Start The records

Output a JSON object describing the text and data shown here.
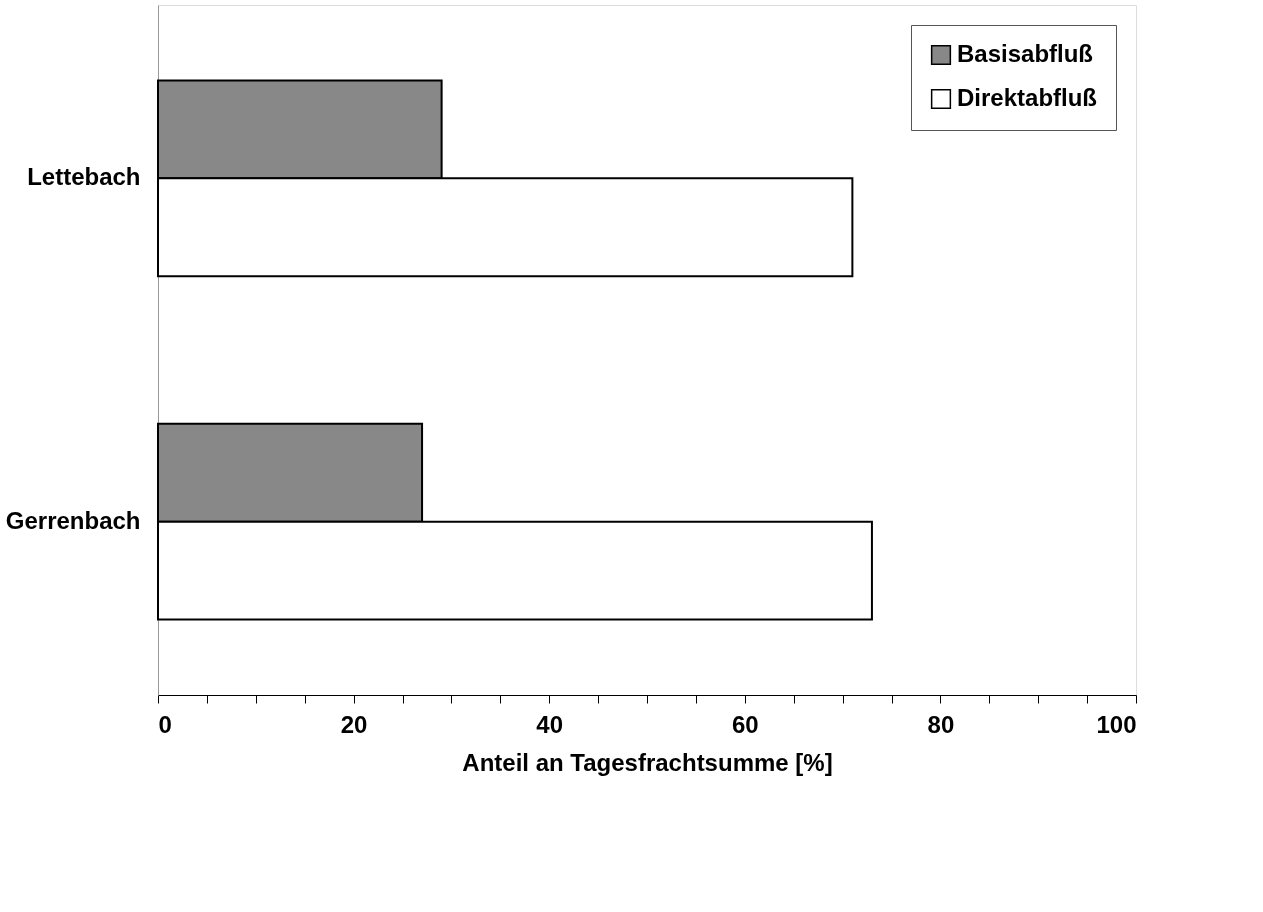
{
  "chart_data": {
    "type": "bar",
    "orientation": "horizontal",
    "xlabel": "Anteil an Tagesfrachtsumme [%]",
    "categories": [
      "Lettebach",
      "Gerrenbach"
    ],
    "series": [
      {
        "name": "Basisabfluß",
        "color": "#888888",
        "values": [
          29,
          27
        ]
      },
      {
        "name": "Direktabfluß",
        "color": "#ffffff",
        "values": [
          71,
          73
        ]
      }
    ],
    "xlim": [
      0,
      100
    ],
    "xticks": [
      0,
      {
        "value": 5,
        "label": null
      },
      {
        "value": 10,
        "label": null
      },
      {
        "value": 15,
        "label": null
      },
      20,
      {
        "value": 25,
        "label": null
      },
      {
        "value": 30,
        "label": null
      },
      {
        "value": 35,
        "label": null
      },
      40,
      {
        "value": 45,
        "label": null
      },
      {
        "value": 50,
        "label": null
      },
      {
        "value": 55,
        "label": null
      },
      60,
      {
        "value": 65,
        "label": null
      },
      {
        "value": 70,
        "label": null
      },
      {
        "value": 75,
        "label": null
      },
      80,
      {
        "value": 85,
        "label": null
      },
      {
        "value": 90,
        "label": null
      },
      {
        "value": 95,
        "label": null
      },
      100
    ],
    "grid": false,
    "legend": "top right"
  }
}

End The records

◆ Goal: Where a line in the entries holds the word "name", copy that line.

◆ Output of the task:
        "name": "Basisabfluß",
        "name": "Direktabfluß",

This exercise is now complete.